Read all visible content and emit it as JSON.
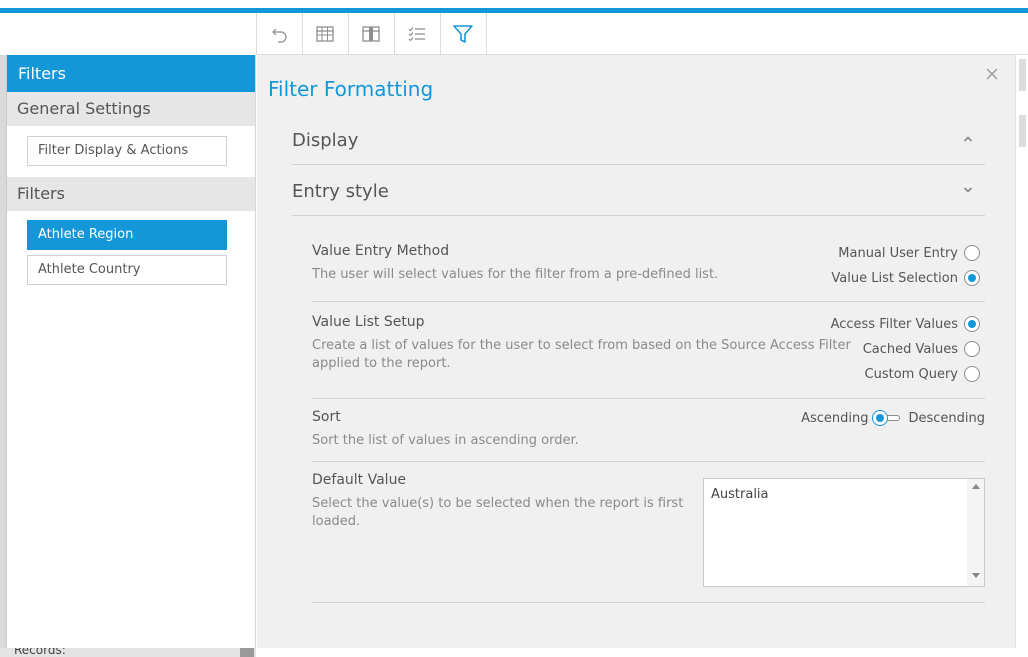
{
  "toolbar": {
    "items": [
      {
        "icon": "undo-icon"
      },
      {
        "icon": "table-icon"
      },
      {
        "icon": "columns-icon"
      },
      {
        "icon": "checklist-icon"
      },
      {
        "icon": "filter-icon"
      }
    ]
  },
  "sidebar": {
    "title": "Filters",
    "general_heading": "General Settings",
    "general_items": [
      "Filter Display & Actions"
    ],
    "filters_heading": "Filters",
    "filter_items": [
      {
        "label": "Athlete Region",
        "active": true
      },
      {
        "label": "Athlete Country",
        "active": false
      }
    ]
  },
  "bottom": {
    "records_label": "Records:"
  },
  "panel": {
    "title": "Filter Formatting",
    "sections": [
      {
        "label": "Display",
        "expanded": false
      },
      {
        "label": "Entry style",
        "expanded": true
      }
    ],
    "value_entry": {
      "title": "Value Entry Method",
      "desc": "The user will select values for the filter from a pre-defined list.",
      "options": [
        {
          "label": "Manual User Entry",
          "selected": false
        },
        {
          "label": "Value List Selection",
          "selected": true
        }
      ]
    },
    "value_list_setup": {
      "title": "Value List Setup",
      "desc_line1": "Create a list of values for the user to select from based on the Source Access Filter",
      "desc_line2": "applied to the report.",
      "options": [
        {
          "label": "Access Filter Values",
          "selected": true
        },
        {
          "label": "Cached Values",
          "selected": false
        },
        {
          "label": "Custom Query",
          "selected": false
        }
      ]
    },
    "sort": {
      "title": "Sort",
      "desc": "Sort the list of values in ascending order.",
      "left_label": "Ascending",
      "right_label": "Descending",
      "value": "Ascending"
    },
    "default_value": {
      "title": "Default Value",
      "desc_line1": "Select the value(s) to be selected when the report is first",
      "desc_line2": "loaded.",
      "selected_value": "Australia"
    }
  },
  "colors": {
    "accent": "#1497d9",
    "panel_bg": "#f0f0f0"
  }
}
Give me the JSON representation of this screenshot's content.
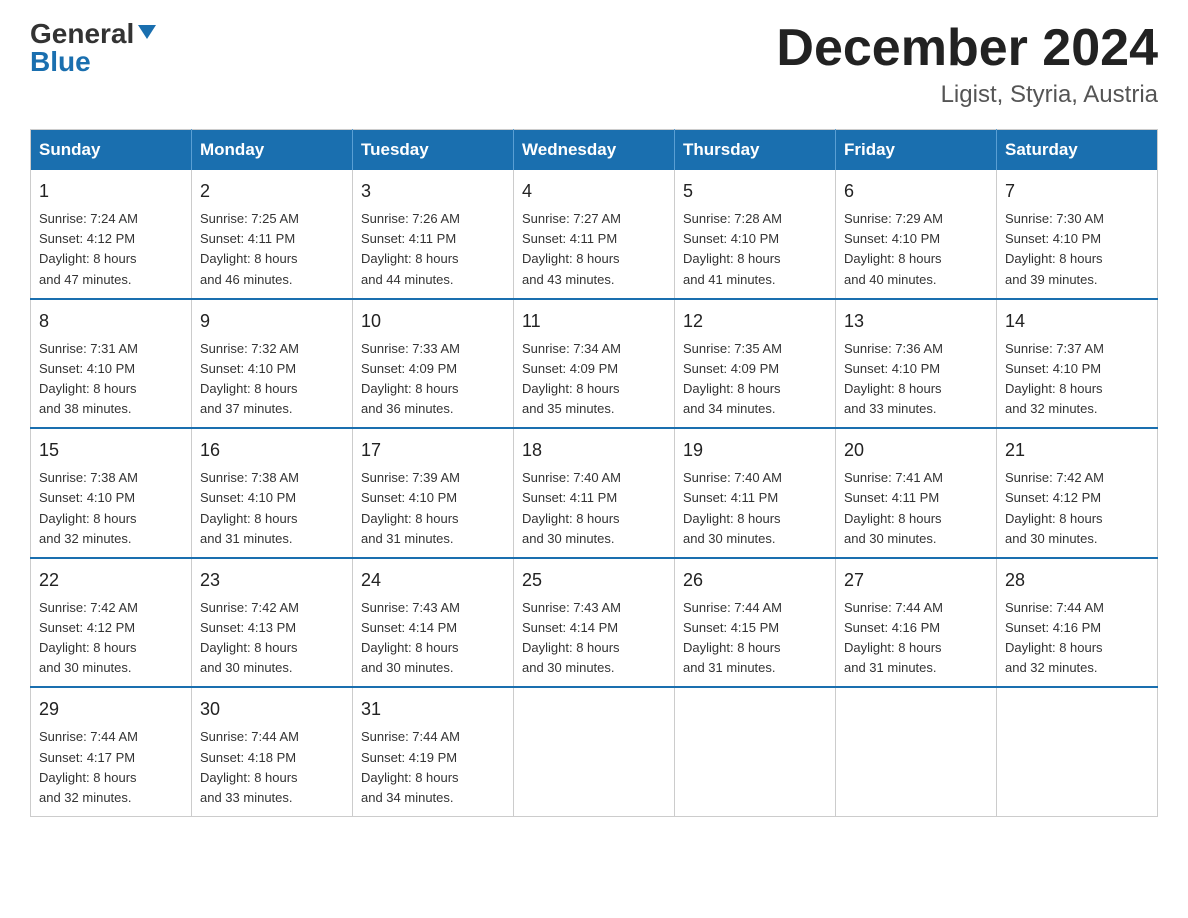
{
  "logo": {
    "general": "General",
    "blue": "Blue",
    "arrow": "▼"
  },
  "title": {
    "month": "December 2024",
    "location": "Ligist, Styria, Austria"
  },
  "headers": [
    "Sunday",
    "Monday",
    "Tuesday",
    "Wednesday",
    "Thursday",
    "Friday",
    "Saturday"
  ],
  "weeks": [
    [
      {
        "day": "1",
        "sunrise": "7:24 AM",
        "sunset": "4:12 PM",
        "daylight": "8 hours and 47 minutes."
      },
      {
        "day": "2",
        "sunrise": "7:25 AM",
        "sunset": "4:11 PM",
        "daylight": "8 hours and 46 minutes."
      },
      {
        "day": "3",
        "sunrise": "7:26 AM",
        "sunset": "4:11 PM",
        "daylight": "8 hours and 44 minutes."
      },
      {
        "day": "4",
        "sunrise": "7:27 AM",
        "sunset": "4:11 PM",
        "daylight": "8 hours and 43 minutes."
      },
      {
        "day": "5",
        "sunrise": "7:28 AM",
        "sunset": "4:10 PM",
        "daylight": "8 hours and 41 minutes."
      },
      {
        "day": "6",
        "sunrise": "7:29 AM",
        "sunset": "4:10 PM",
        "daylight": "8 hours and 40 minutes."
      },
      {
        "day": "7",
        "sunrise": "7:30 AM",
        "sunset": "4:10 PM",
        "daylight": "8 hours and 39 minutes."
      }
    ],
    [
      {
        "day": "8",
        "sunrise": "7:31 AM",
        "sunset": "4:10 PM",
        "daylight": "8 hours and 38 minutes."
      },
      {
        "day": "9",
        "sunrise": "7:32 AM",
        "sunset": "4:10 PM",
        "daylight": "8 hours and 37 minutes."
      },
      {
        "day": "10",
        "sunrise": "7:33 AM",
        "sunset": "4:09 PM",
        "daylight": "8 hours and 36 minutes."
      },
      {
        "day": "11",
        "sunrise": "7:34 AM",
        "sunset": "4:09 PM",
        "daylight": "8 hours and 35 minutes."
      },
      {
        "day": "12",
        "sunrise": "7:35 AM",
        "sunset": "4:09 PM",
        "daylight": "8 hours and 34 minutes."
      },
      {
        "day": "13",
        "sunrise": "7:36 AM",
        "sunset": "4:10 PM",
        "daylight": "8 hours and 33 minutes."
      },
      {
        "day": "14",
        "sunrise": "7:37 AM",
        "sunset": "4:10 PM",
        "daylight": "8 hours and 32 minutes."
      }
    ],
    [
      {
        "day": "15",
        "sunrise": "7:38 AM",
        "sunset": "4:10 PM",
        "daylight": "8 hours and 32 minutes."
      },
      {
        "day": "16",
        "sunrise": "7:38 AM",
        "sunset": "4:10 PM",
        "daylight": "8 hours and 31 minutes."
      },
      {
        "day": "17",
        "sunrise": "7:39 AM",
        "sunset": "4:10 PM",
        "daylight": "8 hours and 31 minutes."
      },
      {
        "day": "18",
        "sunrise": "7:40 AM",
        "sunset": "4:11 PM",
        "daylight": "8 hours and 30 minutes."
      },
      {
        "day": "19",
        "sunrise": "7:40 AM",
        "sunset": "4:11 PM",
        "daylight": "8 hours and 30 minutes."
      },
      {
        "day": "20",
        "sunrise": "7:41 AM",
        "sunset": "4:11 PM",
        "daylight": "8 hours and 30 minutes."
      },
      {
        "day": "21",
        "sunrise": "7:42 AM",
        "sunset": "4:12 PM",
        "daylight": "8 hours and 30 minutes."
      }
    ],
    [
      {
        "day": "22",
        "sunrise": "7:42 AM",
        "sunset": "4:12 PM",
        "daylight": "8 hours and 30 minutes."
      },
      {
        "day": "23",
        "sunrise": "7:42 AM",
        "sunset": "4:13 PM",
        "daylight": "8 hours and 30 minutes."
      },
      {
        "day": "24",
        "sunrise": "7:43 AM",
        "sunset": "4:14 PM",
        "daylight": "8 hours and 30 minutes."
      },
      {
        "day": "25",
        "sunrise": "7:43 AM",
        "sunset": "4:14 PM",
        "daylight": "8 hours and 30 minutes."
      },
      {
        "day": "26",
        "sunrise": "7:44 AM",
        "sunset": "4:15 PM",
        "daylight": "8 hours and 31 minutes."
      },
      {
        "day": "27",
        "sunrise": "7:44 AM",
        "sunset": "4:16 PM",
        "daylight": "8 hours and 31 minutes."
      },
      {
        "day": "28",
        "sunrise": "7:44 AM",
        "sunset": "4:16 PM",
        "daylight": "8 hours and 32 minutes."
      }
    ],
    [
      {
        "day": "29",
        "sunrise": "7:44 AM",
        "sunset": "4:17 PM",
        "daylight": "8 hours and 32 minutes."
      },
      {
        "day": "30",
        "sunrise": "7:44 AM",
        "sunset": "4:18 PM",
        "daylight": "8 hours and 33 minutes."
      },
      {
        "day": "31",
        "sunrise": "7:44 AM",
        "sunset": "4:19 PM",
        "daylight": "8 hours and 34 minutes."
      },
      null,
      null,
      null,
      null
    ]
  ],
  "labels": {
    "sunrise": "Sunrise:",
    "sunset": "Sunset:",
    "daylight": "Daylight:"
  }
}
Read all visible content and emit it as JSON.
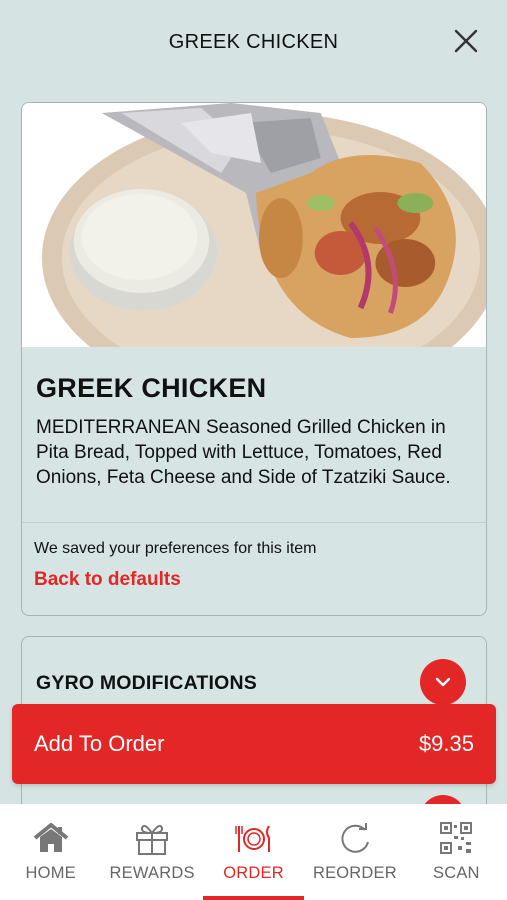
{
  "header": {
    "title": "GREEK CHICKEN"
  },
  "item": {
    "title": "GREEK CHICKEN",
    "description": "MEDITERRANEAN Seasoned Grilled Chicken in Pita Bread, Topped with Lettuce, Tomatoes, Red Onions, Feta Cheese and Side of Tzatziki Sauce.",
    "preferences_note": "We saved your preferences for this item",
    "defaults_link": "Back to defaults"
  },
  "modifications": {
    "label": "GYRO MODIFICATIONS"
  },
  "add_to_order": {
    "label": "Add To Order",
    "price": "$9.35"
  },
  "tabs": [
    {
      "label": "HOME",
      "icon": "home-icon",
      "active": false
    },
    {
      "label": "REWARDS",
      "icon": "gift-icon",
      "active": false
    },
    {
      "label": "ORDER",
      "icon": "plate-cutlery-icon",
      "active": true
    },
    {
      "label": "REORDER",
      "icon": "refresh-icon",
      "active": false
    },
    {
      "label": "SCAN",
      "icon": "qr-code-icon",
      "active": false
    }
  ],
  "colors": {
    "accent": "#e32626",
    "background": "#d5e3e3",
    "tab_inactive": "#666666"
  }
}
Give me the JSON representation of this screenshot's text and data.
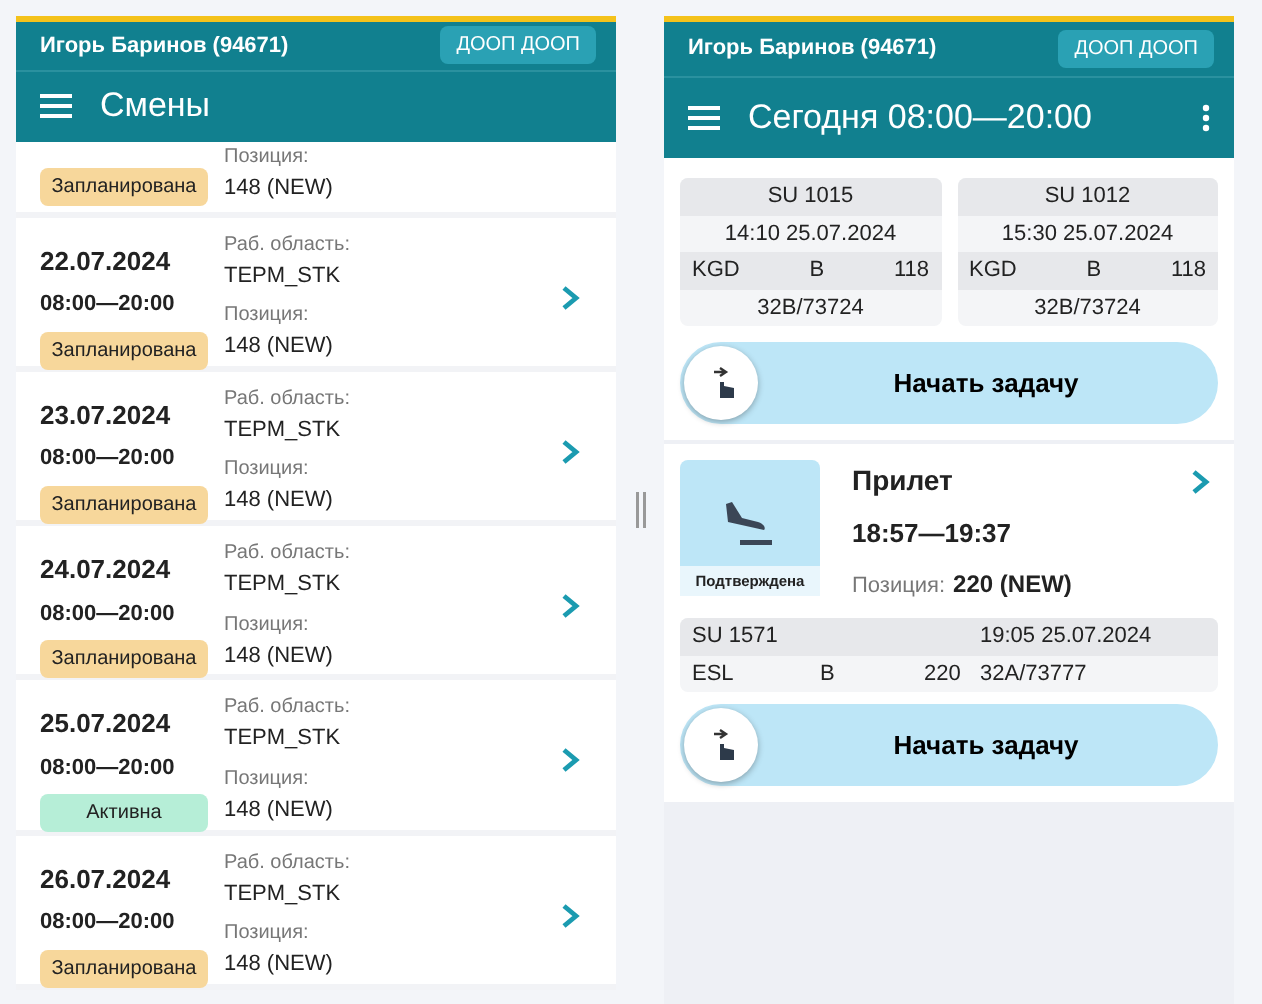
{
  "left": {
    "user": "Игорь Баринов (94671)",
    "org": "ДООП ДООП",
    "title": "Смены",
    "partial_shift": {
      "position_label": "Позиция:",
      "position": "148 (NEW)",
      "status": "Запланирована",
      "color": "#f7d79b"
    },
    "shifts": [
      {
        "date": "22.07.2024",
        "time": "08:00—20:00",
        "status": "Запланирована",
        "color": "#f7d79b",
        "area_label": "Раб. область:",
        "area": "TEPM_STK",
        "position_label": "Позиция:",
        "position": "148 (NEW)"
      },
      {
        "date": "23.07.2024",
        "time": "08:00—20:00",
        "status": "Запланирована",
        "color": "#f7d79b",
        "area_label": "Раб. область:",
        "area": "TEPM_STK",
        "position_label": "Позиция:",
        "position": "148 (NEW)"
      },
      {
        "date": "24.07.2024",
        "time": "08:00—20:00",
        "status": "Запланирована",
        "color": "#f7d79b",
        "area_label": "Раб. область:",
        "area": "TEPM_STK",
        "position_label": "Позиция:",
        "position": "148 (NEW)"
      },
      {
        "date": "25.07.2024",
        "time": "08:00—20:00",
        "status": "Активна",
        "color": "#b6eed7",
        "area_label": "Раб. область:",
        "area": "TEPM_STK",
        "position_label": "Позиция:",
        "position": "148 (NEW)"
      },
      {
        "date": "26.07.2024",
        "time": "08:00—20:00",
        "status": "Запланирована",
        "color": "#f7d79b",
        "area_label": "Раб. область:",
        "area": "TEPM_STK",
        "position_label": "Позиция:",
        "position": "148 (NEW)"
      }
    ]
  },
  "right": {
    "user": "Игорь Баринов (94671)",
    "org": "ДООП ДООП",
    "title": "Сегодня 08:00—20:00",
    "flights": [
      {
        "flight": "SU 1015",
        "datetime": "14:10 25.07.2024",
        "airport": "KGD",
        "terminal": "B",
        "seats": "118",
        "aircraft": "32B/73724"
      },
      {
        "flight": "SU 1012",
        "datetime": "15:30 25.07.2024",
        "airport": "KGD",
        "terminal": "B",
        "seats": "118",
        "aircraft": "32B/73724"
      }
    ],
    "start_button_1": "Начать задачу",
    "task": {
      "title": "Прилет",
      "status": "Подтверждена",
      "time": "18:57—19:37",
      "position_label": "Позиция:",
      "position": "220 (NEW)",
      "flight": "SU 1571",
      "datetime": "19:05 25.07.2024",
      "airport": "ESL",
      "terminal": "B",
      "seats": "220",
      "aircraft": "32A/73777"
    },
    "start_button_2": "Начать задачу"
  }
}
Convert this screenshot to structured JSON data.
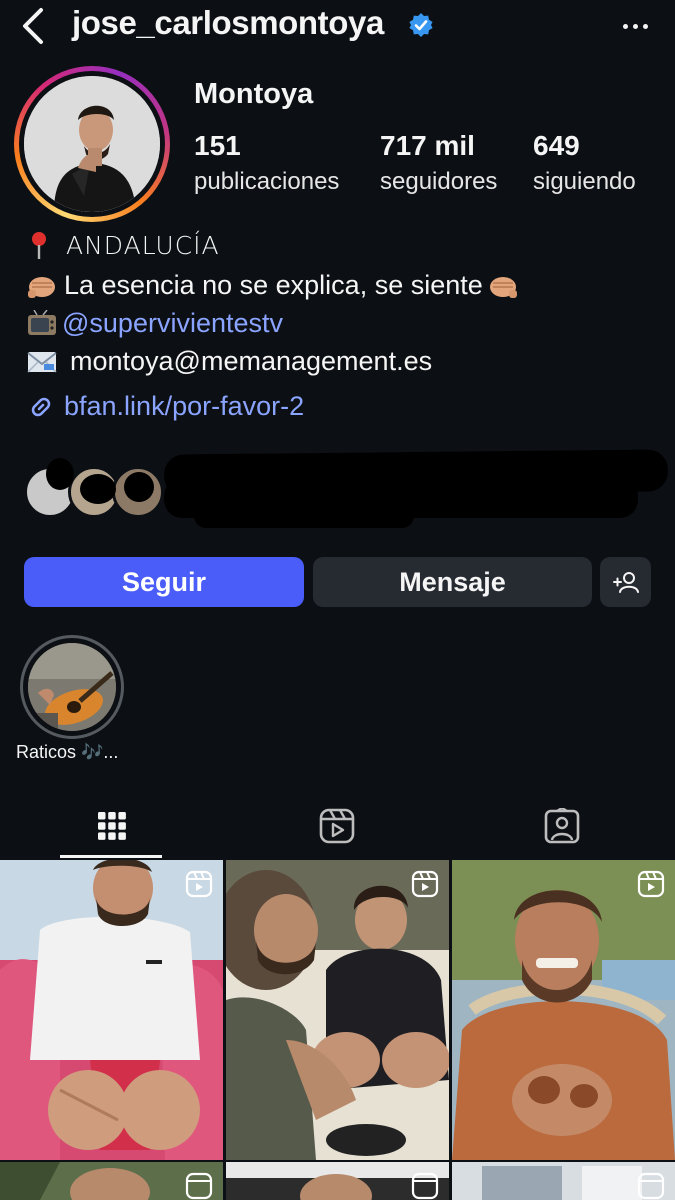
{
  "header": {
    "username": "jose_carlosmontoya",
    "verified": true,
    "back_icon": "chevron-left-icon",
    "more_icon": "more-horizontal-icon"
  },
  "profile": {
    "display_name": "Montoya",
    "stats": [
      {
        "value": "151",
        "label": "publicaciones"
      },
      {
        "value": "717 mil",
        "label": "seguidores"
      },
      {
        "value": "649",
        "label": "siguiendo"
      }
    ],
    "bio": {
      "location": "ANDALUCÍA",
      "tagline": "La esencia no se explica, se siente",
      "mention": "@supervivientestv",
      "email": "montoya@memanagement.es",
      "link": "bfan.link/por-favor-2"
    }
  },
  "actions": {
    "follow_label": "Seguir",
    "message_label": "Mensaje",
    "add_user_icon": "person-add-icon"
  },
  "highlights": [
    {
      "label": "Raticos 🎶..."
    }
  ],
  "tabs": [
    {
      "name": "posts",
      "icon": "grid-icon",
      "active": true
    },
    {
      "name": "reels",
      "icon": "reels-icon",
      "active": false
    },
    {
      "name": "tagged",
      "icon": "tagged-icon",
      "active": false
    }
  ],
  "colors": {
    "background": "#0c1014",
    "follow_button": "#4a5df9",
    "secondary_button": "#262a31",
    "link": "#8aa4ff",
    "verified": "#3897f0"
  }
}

------------------------------------------------------------------------

Written request: Copy out each line of the data where the string "background" appears.

Exercise output:
    "background": "#d5e3e3",
    "background": "#0c1014",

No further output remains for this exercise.